Your objective »
Exclude the pictures and reproduce the remaining data exactly as written.

Record extracts »

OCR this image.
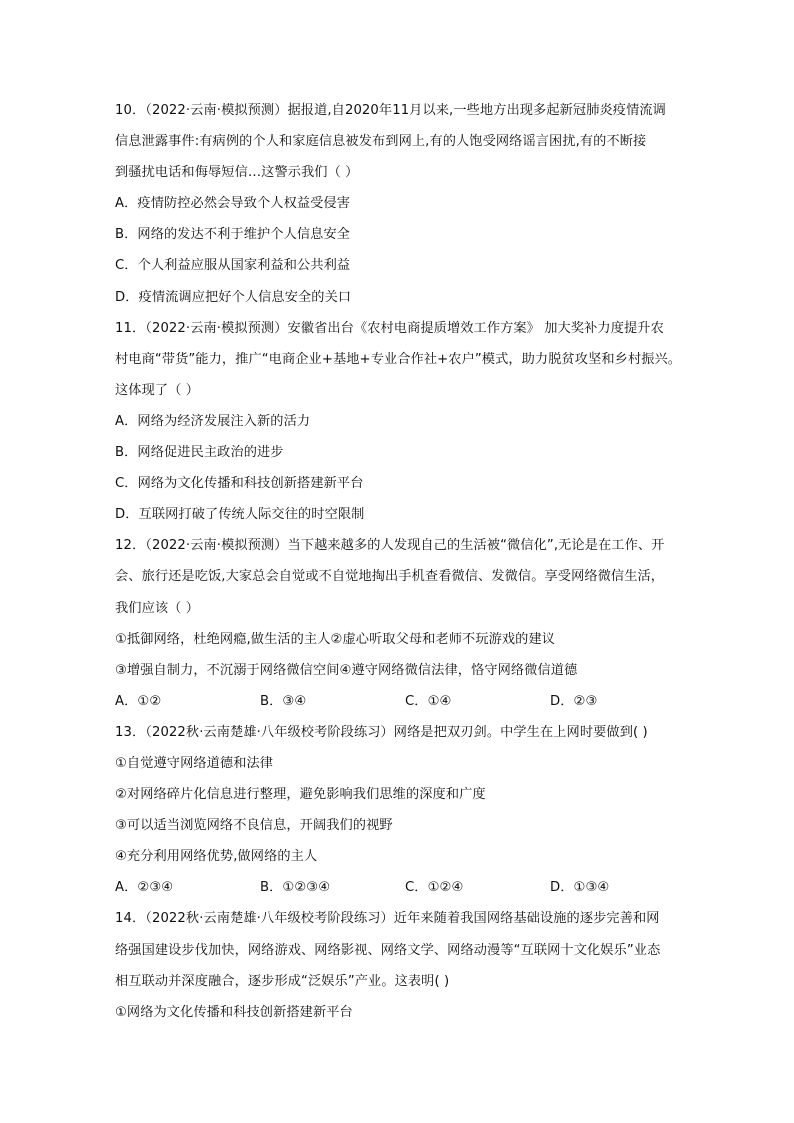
10．（2022·云南·模拟预测）据报道,自2020年11月以来,一些地方出现多起新冠肺炎疫情流调
信息泄露事件:有病例的个人和家庭信息被发布到网上,有的人饱受网络谣言困扰,有的不断接
到骚扰电话和侮辱短信…这警示我们（ ）
A．疫情防控必然会导致个人权益受侵害
B．网络的发达不利于维护个人信息安全
C．个人利益应服从国家利益和公共利益
D．疫情流调应把好个人信息安全的关口
11．（2022·云南·模拟预测）安徽省出台《农村电商提质增效工作方案》 加大奖补力度提升农
村电商“带货”能力，推广“电商企业+基地+专业合作社+农户”模式，助力脱贫攻坚和乡村振兴。
这体现了（ ）
A．网络为经济发展注入新的活力
B．网络促进民主政治的进步
C．网络为文化传播和科技创新搭建新平台
D．互联网打破了传统人际交往的时空限制
12．（2022·云南·模拟预测）当下越来越多的人发现自己的生活被“微信化”,无论是在工作、开
会、旅行还是吃饭,大家总会自觉或不自觉地掏出手机查看微信、发微信。享受网络微信生活，
我们应该（ ）
①抵御网络，杜绝网瘾,做生活的主人②虚心听取父母和老师不玩游戏的建议
③增强自制力，不沉溺于网络微信空间④遵守网络微信法律，恪守网络微信道德
A．①②	B．③④	C．①④	D．②③
13．（2022秋·云南楚雄·八年级校考阶段练习）网络是把双刃剑。中学生在上网时要做到( )
①自觉遵守网络道德和法律
②对网络碎片化信息进行整理，避免影响我们思维的深度和广度
③可以适当浏览网络不良信息，开阔我们的视野
④充分利用网络优势,做网络的主人
A．②③④	B．①②③④	C．①②④	D．①③④
14．（2022秋·云南楚雄·八年级校考阶段练习）近年来随着我国网络基础设施的逐步完善和网
络强国建设步伐加快，网络游戏、网络影视、网络文学、网络动漫等“互联网十文化娱乐”业态
相互联动并深度融合，逐步形成“泛娱乐”产业。这表明( )
①网络为文化传播和科技创新搭建新平台
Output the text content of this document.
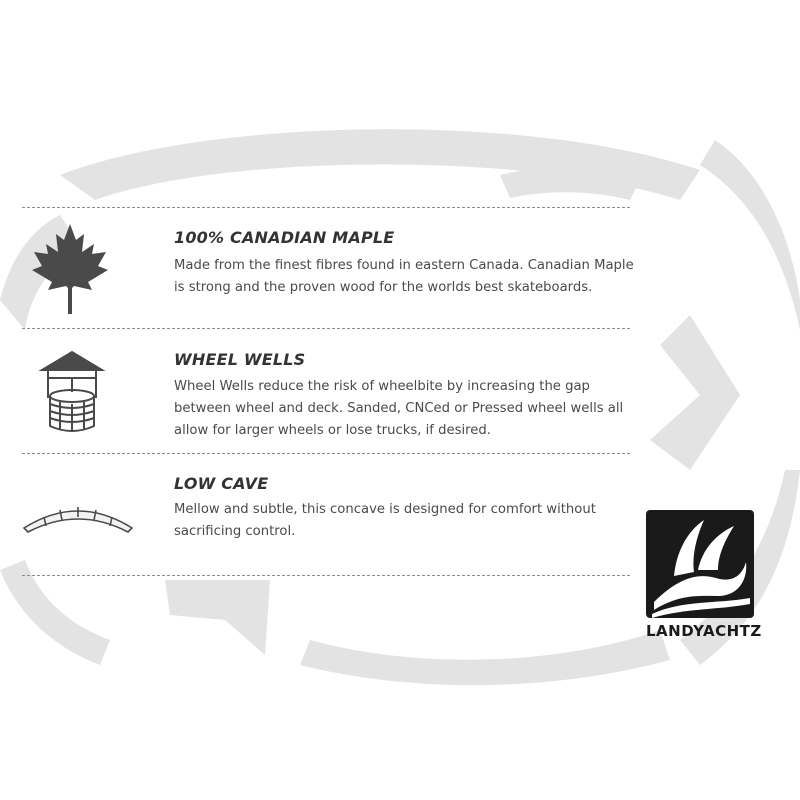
100% CANADIAN MAPLE

Made from the finest fibres found in eastern Canada. Canadian Maple is strong and the proven wood for the worlds best skateboards.

WHEEL WELLS

Wheel Wells reduce the risk of wheelbite by increasing the gap between wheel and deck. Sanded, CNCed or Pressed wheel wells all allow for larger wheels or lose trucks, if desired.

LOW CAVE

Mellow and subtle, this concave is designed for comfort without sacrificing control.

LANDYACHTZ
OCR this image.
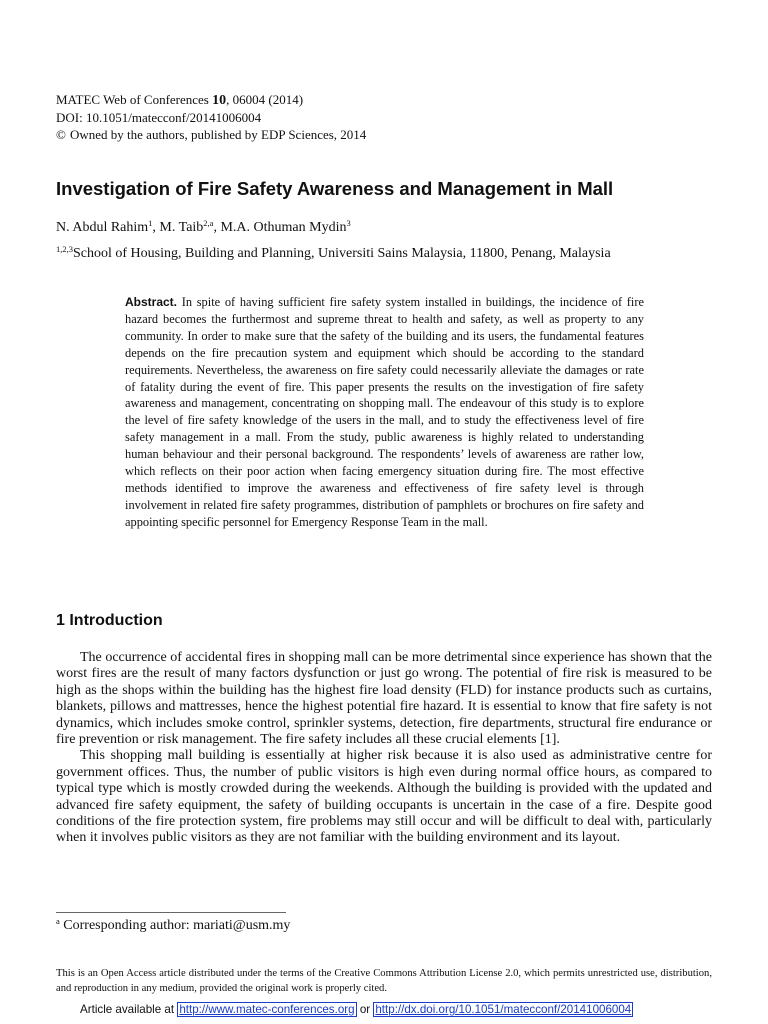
MATEC Web of Conferences 10, 06004 (2014)
DOI: 10.1051/matecconf/20141006004
© Owned by the authors, published by EDP Sciences, 2014
Investigation of Fire Safety Awareness and Management in Mall
N. Abdul Rahim$^1$, M. Taib$^{2,a}$, M.A. Othuman Mydin$^3$
$^{1,2,3}$School of Housing, Building and Planning, Universiti Sains Malaysia, 11800, Penang, Malaysia
Abstract. In spite of having sufficient fire safety system installed in buildings, the incidence of fire hazard becomes the furthermost and supreme threat to health and safety, as well as property to any community. In order to make sure that the safety of the building and its users, the fundamental features depends on the fire precaution system and equipment which should be according to the standard requirements. Nevertheless, the awareness on fire safety could necessarily alleviate the damages or rate of fatality during the event of fire. This paper presents the results on the investigation of fire safety awareness and management, concentrating on shopping mall. The endeavour of this study is to explore the level of fire safety knowledge of the users in the mall, and to study the effectiveness level of fire safety management in a mall. From the study, public awareness is highly related to understanding human behaviour and their personal background. The respondents’ levels of awareness are rather low, which reflects on their poor action when facing emergency situation during fire. The most effective methods identified to improve the awareness and effectiveness of fire safety level is through involvement in related fire safety programmes, distribution of pamphlets or brochures on fire safety and appointing specific personnel for Emergency Response Team in the mall.
1 Introduction

The occurrence of accidental fires in shopping mall can be more detrimental since experience has shown that the worst fires are the result of many factors dysfunction or just go wrong. The potential of fire risk is measured to be high as the shops within the building has the highest fire load density (FLD) for instance products such as curtains, blankets, pillows and mattresses, hence the highest potential fire hazard. It is essential to know that fire safety is not dynamics, which includes smoke control, sprinkler systems, detection, fire departments, structural fire endurance or fire prevention or risk management. The fire safety includes all these crucial elements [1].

This shopping mall building is essentially at higher risk because it is also used as administrative centre for government offices. Thus, the number of public visitors is high even during normal office hours, as compared to typical type which is mostly crowded during the weekends. Although the building is provided with the updated and advanced fire safety equipment, the safety of building occupants is uncertain in the case of a fire. Despite good conditions of the fire protection system, fire problems may still occur and will be difficult to deal with, particularly when it involves public visitors as they are not familiar with the building environment and its layout.

$^a$ Corresponding author: mariati@usm.my
This is an Open Access article distributed under the terms of the Creative Commons Attribution License 2.0, which permits unrestricted use, distribution, and reproduction in any medium, provided the original work is properly cited.
Article available at http://www.matec-conferences.org or http://dx.doi.org/10.1051/matecconf/20141006004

Solved problem »
OCR this image.
10．（2022·云南·模拟预测）据报道,自2020年11月以来,一些地方出现多起新冠肺炎疫情流调
信息泄露事件:有病例的个人和家庭信息被发布到网上,有的人饱受网络谣言困扰,有的不断接
到骚扰电话和侮辱短信…这警示我们（ ）
A．疫情防控必然会导致个人权益受侵害
B．网络的发达不利于维护个人信息安全
C．个人利益应服从国家利益和公共利益
D．疫情流调应把好个人信息安全的关口
11．（2022·云南·模拟预测）安徽省出台《农村电商提质增效工作方案》 加大奖补力度提升农
村电商“带货”能力，推广“电商企业+基地+专业合作社+农户”模式，助力脱贫攻坚和乡村振兴。
这体现了（ ）
A．网络为经济发展注入新的活力
B．网络促进民主政治的进步
C．网络为文化传播和科技创新搭建新平台
D．互联网打破了传统人际交往的时空限制
12．（2022·云南·模拟预测）当下越来越多的人发现自己的生活被“微信化”,无论是在工作、开
会、旅行还是吃饭,大家总会自觉或不自觉地掏出手机查看微信、发微信。享受网络微信生活，
我们应该（ ）
①抵御网络，杜绝网瘾,做生活的主人②虚心听取父母和老师不玩游戏的建议
③增强自制力，不沉溺于网络微信空间④遵守网络微信法律，恪守网络微信道德
A．①②	B．③④	C．①④	D．②③
13．（2022秋·云南楚雄·八年级校考阶段练习）网络是把双刃剑。中学生在上网时要做到( )
①自觉遵守网络道德和法律
②对网络碎片化信息进行整理，避免影响我们思维的深度和广度
③可以适当浏览网络不良信息，开阔我们的视野
④充分利用网络优势,做网络的主人
A．②③④	B．①②③④	C．①②④	D．①③④
14．（2022秋·云南楚雄·八年级校考阶段练习）近年来随着我国网络基础设施的逐步完善和网
络强国建设步伐加快，网络游戏、网络影视、网络文学、网络动漫等“互联网十文化娱乐”业态
相互联动并深度融合，逐步形成“泛娱乐”产业。这表明( )
①网络为文化传播和科技创新搭建新平台
Output the text content of this document.
100% CANADIAN MAPLE

Made from the finest fibres found in eastern Canada. Canadian Maple is strong and the proven wood for the worlds best skateboards.

WHEEL WELLS

Wheel Wells reduce the risk of wheelbite by increasing the gap between wheel and deck. Sanded, CNCed or Pressed wheel wells all allow for larger wheels or lose trucks, if desired.

LOW CAVE

Mellow and subtle, this concave is designed for comfort without sacrificing control.

LANDYACHTZ
OCR this image.
MATEC Web of Conferences 10, 06004 (2014)
DOI: 10.1051/matecconf/20141006004
© Owned by the authors, published by EDP Sciences, 2014
Investigation of Fire Safety Awareness and Management in Mall
N. Abdul Rahim$^1$, M. Taib$^{2,a}$, M.A. Othuman Mydin$^3$
$^{1,2,3}$School of Housing, Building and Planning, Universiti Sains Malaysia, 11800, Penang, Malaysia
Abstract. In spite of having sufficient fire safety system installed in buildings, the incidence of fire hazard becomes the furthermost and supreme threat to health and safety, as well as property to any community. In order to make sure that the safety of the building and its users, the fundamental features depends on the fire precaution system and equipment which should be according to the standard requirements. Nevertheless, the awareness on fire safety could necessarily alleviate the damages or rate of fatality during the event of fire. This paper presents the results on the investigation of fire safety awareness and management, concentrating on shopping mall. The endeavour of this study is to explore the level of fire safety knowledge of the users in the mall, and to study the effectiveness level of fire safety management in a mall. From the study, public awareness is highly related to understanding human behaviour and their personal background. The respondents’ levels of awareness are rather low, which reflects on their poor action when facing emergency situation during fire. The most effective methods identified to improve the awareness and effectiveness of fire safety level is through involvement in related fire safety programmes, distribution of pamphlets or brochures on fire safety and appointing specific personnel for Emergency Response Team in the mall.
1 Introduction

The occurrence of accidental fires in shopping mall can be more detrimental since experience has shown that the worst fires are the result of many factors dysfunction or just go wrong. The potential of fire risk is measured to be high as the shops within the building has the highest fire load density (FLD) for instance products such as curtains, blankets, pillows and mattresses, hence the highest potential fire hazard. It is essential to know that fire safety is not dynamics, which includes smoke control, sprinkler systems, detection, fire departments, structural fire endurance or fire prevention or risk management. The fire safety includes all these crucial elements [1].

This shopping mall building is essentially at higher risk because it is also used as administrative centre for government offices. Thus, the number of public visitors is high even during normal office hours, as compared to typical type which is mostly crowded during the weekends. Although the building is provided with the updated and advanced fire safety equipment, the safety of building occupants is uncertain in the case of a fire. Despite good conditions of the fire protection system, fire problems may still occur and will be difficult to deal with, particularly when it involves public visitors as they are not familiar with the building environment and its layout.

$^a$ Corresponding author: mariati@usm.my
This is an Open Access article distributed under the terms of the Creative Commons Attribution License 2.0, which permits unrestricted use, distribution, and reproduction in any medium, provided the original work is properly cited.
Article available at http://www.matec-conferences.org or http://dx.doi.org/10.1051/matecconf/20141006004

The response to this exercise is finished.